THE REQUEST. Repeat each entry word for word. Leave any images out of the copy.

MATERIAL SHOWN.
· · · ·

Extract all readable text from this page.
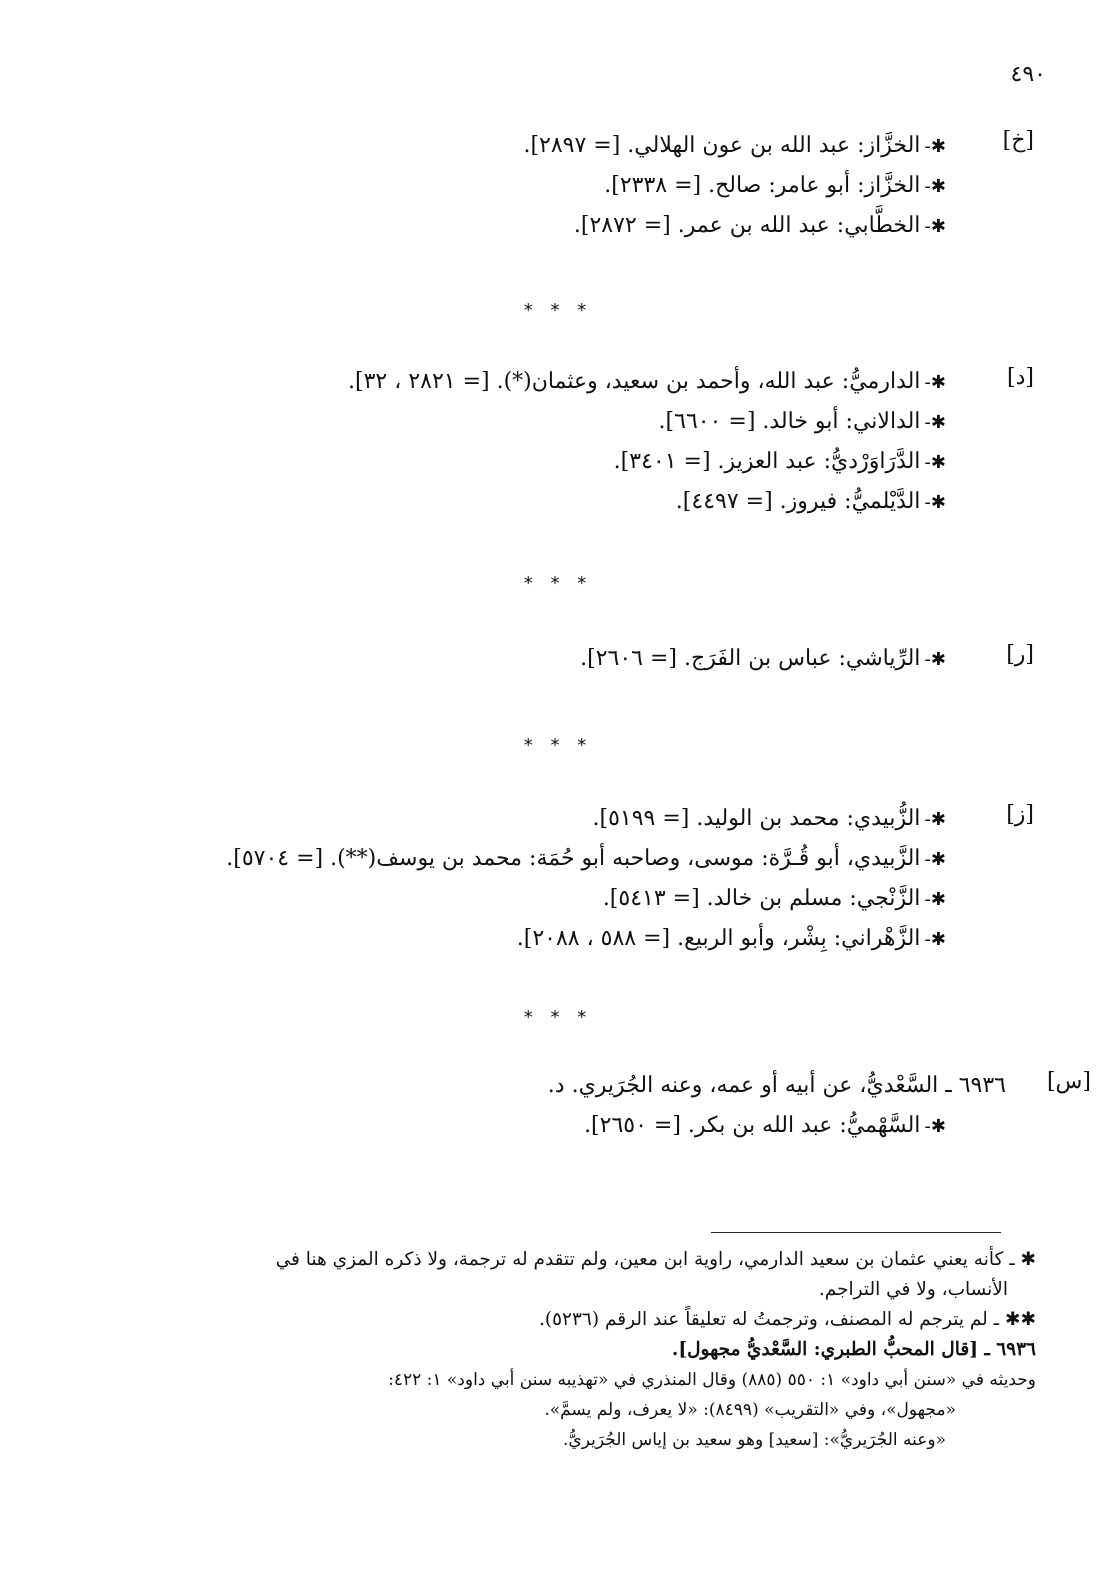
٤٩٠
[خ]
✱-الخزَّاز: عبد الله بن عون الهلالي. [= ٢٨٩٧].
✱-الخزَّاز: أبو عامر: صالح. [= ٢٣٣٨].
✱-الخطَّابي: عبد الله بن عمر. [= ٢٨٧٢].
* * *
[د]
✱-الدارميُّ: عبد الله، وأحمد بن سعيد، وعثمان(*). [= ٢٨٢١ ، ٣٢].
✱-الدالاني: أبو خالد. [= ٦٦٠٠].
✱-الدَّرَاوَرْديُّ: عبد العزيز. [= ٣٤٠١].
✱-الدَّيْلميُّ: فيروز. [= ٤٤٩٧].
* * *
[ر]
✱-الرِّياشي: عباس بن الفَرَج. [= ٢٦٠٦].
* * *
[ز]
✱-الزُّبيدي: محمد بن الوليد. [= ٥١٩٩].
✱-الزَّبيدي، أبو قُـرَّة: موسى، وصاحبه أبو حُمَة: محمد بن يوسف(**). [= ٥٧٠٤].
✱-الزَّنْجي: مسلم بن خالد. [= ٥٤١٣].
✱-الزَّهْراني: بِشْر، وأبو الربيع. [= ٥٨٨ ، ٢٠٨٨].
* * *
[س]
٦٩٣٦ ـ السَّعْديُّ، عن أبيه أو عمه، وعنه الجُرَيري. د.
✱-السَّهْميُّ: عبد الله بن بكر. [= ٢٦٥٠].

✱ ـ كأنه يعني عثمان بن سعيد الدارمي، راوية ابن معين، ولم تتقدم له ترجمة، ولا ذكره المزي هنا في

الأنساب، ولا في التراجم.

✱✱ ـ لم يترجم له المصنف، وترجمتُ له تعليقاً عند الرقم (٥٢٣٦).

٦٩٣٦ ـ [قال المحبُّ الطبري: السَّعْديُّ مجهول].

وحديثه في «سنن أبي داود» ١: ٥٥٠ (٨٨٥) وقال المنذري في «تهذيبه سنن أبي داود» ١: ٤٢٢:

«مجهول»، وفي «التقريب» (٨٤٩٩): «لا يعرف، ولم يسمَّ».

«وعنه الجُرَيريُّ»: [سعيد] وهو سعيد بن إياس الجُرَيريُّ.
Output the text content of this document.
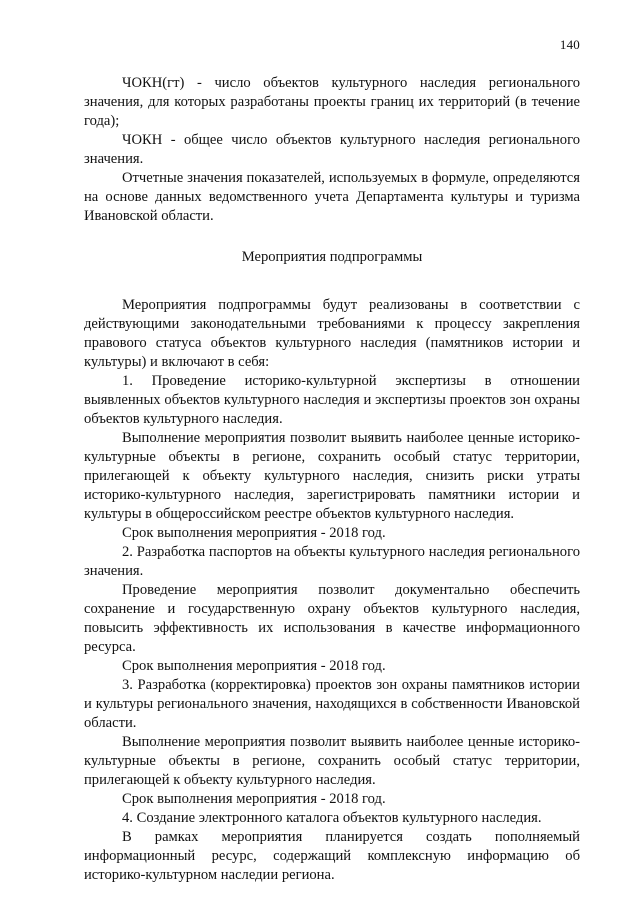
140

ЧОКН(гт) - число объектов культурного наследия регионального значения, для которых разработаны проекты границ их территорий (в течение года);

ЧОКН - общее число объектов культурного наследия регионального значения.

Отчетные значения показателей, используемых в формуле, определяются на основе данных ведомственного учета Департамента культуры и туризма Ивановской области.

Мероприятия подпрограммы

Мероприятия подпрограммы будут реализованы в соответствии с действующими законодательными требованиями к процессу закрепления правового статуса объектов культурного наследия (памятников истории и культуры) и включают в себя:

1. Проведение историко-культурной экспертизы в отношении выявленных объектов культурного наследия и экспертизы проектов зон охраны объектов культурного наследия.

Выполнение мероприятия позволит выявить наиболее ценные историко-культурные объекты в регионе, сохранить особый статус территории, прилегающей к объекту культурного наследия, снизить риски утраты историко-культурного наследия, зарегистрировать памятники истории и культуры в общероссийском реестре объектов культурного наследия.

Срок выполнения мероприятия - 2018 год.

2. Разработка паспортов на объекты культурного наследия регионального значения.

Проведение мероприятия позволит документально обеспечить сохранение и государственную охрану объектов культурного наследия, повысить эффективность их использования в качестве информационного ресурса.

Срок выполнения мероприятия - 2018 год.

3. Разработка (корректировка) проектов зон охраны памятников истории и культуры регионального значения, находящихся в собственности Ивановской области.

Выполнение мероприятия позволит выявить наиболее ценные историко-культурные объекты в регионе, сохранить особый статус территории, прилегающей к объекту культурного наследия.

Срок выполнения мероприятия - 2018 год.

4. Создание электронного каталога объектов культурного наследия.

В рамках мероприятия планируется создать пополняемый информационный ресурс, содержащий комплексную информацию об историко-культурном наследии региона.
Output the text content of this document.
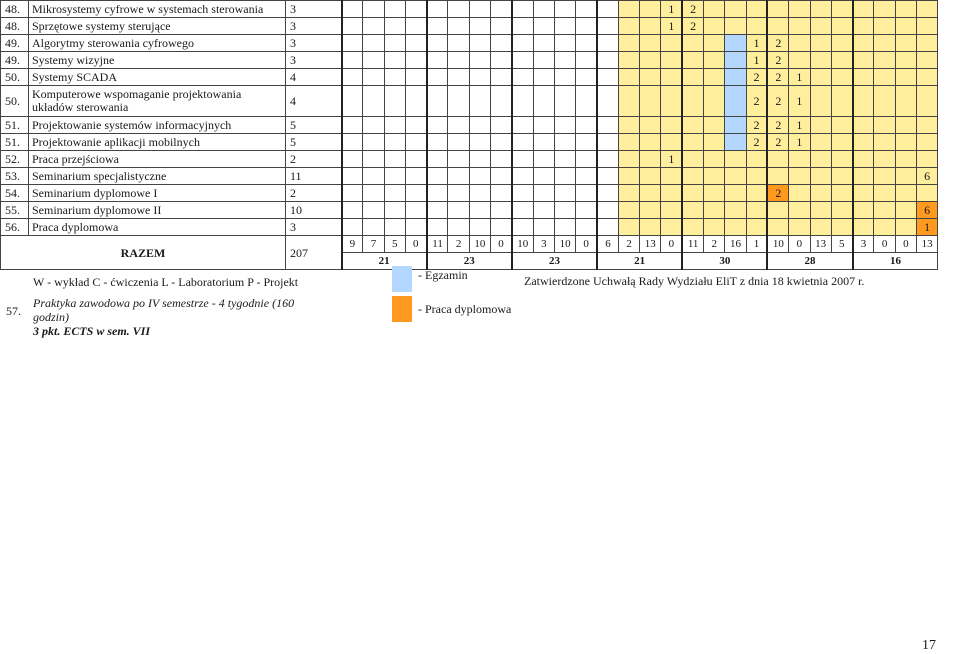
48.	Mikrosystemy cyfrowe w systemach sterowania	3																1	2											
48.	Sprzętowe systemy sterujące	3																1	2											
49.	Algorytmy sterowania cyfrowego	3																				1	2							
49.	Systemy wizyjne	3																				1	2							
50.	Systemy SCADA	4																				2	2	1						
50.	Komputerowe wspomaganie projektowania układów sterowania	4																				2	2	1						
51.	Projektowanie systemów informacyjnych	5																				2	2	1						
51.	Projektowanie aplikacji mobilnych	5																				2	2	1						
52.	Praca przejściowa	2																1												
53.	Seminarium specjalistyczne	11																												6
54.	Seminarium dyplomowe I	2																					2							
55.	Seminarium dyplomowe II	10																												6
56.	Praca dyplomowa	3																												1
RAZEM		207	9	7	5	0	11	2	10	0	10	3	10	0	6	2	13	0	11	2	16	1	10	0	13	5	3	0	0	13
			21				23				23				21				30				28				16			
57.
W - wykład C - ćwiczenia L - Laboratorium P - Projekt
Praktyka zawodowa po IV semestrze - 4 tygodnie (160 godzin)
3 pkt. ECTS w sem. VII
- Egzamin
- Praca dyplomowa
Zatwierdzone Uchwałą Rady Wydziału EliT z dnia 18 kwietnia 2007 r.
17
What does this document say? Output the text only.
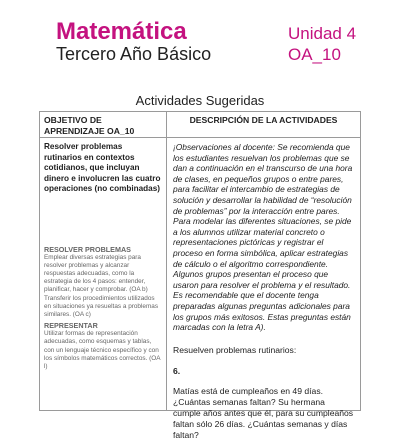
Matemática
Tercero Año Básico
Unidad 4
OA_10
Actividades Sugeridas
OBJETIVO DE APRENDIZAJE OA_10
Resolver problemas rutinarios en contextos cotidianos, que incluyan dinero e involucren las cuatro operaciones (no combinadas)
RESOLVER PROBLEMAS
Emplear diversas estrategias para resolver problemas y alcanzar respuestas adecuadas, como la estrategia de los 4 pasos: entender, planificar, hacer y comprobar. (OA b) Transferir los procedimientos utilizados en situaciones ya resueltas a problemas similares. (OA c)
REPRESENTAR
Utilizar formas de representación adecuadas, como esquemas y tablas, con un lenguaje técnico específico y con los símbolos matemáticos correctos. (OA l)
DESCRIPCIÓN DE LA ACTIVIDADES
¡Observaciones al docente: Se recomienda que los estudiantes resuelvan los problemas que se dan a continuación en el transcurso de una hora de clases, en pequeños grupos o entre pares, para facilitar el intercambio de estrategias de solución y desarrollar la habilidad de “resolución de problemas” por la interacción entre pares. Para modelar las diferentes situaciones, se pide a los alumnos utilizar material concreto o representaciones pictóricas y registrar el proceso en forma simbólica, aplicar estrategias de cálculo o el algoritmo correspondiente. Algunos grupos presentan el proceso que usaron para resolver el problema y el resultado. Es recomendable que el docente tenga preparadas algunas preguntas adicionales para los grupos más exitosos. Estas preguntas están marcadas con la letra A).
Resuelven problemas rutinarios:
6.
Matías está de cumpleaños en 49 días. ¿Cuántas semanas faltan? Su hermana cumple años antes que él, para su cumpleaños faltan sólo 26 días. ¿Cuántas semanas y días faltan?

· · · ·

TASK SOLUTION.
Extract all readable text from this page.
٤٩٠
[خ]
✱-الخزَّاز: عبد الله بن عون الهلالي. [= ٢٨٩٧].
✱-الخزَّاز: أبو عامر: صالح. [= ٢٣٣٨].
✱-الخطَّابي: عبد الله بن عمر. [= ٢٨٧٢].
* * *
[د]
✱-الدارميُّ: عبد الله، وأحمد بن سعيد، وعثمان(*). [= ٢٨٢١ ، ٣٢].
✱-الدالاني: أبو خالد. [= ٦٦٠٠].
✱-الدَّرَاوَرْديُّ: عبد العزيز. [= ٣٤٠١].
✱-الدَّيْلميُّ: فيروز. [= ٤٤٩٧].
* * *
[ر]
✱-الرِّياشي: عباس بن الفَرَج. [= ٢٦٠٦].
* * *
[ز]
✱-الزُّبيدي: محمد بن الوليد. [= ٥١٩٩].
✱-الزَّبيدي، أبو قُـرَّة: موسى، وصاحبه أبو حُمَة: محمد بن يوسف(**). [= ٥٧٠٤].
✱-الزَّنْجي: مسلم بن خالد. [= ٥٤١٣].
✱-الزَّهْراني: بِشْر، وأبو الربيع. [= ٥٨٨ ، ٢٠٨٨].
* * *
[س]
٦٩٣٦ ـ السَّعْديُّ، عن أبيه أو عمه، وعنه الجُرَيري. د.
✱-السَّهْميُّ: عبد الله بن بكر. [= ٢٦٥٠].

✱ ـ كأنه يعني عثمان بن سعيد الدارمي، راوية ابن معين، ولم تتقدم له ترجمة، ولا ذكره المزي هنا في

الأنساب، ولا في التراجم.

✱✱ ـ لم يترجم له المصنف، وترجمتُ له تعليقاً عند الرقم (٥٢٣٦).

٦٩٣٦ ـ [قال المحبُّ الطبري: السَّعْديُّ مجهول].

وحديثه في «سنن أبي داود» ١: ٥٥٠ (٨٨٥) وقال المنذري في «تهذيبه سنن أبي داود» ١: ٤٢٢:

«مجهول»، وفي «التقريب» (٨٤٩٩): «لا يعرف، ولم يسمَّ».

«وعنه الجُرَيريُّ»: [سعيد] وهو سعيد بن إياس الجُرَيريُّ.
Output the text content of this document.
140

ЧОКН(гт) - число объектов культурного наследия регионального значения, для которых разработаны проекты границ их территорий (в течение года);

ЧОКН - общее число объектов культурного наследия регионального значения.

Отчетные значения показателей, используемых в формуле, определяются на основе данных ведомственного учета Департамента культуры и туризма Ивановской области.

Мероприятия подпрограммы

Мероприятия подпрограммы будут реализованы в соответствии с действующими законодательными требованиями к процессу закрепления правового статуса объектов культурного наследия (памятников истории и культуры) и включают в себя:

1. Проведение историко-культурной экспертизы в отношении выявленных объектов культурного наследия и экспертизы проектов зон охраны объектов культурного наследия.

Выполнение мероприятия позволит выявить наиболее ценные историко-культурные объекты в регионе, сохранить особый статус территории, прилегающей к объекту культурного наследия, снизить риски утраты историко-культурного наследия, зарегистрировать памятники истории и культуры в общероссийском реестре объектов культурного наследия.

Срок выполнения мероприятия - 2018 год.

2. Разработка паспортов на объекты культурного наследия регионального значения.

Проведение мероприятия позволит документально обеспечить сохранение и государственную охрану объектов культурного наследия, повысить эффективность их использования в качестве информационного ресурса.

Срок выполнения мероприятия - 2018 год.

3. Разработка (корректировка) проектов зон охраны памятников истории и культуры регионального значения, находящихся в собственности Ивановской области.

Выполнение мероприятия позволит выявить наиболее ценные историко-культурные объекты в регионе, сохранить особый статус территории, прилегающей к объекту культурного наследия.

Срок выполнения мероприятия - 2018 год.

4. Создание электронного каталога объектов культурного наследия.

В рамках мероприятия планируется создать пополняемый информационный ресурс, содержащий комплексную информацию об историко-культурном наследии региона.
Output the text content of this document.
48.	Mikrosystemy cyfrowe w systemach sterowania	3																1	2											
48.	Sprzętowe systemy sterujące	3																1	2											
49.	Algorytmy sterowania cyfrowego	3																				1	2							
49.	Systemy wizyjne	3																				1	2							
50.	Systemy SCADA	4																				2	2	1						
50.	Komputerowe wspomaganie projektowania układów sterowania	4																				2	2	1						
51.	Projektowanie systemów informacyjnych	5																				2	2	1						
51.	Projektowanie aplikacji mobilnych	5																				2	2	1						
52.	Praca przejściowa	2																1												
53.	Seminarium specjalistyczne	11																												6
54.	Seminarium dyplomowe I	2																					2							
55.	Seminarium dyplomowe II	10																												6
56.	Praca dyplomowa	3																												1
RAZEM		207	9	7	5	0	11	2	10	0	10	3	10	0	6	2	13	0	11	2	16	1	10	0	13	5	3	0	0	13
			21				23				23				21				30				28				16			
57.
W - wykład C - ćwiczenia L - Laboratorium P - Projekt
Praktyka zawodowa po IV semestrze - 4 tygodnie (160 godzin)
3 pkt. ECTS w sem. VII
- Egzamin
- Praca dyplomowa
Zatwierdzone Uchwałą Rady Wydziału EliT z dnia 18 kwietnia 2007 r.
17
What does this document say? Output the text only.
Matemática
Tercero Año Básico
Unidad 4
OA_10
Actividades Sugeridas
OBJETIVO DE APRENDIZAJE OA_10
Resolver problemas rutinarios en contextos cotidianos, que incluyan dinero e involucren las cuatro operaciones (no combinadas)
RESOLVER PROBLEMAS
Emplear diversas estrategias para resolver problemas y alcanzar respuestas adecuadas, como la estrategia de los 4 pasos: entender, planificar, hacer y comprobar. (OA b) Transferir los procedimientos utilizados en situaciones ya resueltas a problemas similares. (OA c)
REPRESENTAR
Utilizar formas de representación adecuadas, como esquemas y tablas, con un lenguaje técnico específico y con los símbolos matemáticos correctos. (OA l)
DESCRIPCIÓN DE LA ACTIVIDADES
¡Observaciones al docente: Se recomienda que los estudiantes resuelvan los problemas que se dan a continuación en el transcurso de una hora de clases, en pequeños grupos o entre pares, para facilitar el intercambio de estrategias de solución y desarrollar la habilidad de “resolución de problemas” por la interacción entre pares. Para modelar las diferentes situaciones, se pide a los alumnos utilizar material concreto o representaciones pictóricas y registrar el proceso en forma simbólica, aplicar estrategias de cálculo o el algoritmo correspondiente. Algunos grupos presentan el proceso que usaron para resolver el problema y el resultado. Es recomendable que el docente tenga preparadas algunas preguntas adicionales para los grupos más exitosos. Estas preguntas están marcadas con la letra A).
Resuelven problemas rutinarios:
6.
Matías está de cumpleaños en 49 días. ¿Cuántas semanas faltan? Su hermana cumple años antes que él, para su cumpleaños faltan sólo 26 días. ¿Cuántas semanas y días faltan?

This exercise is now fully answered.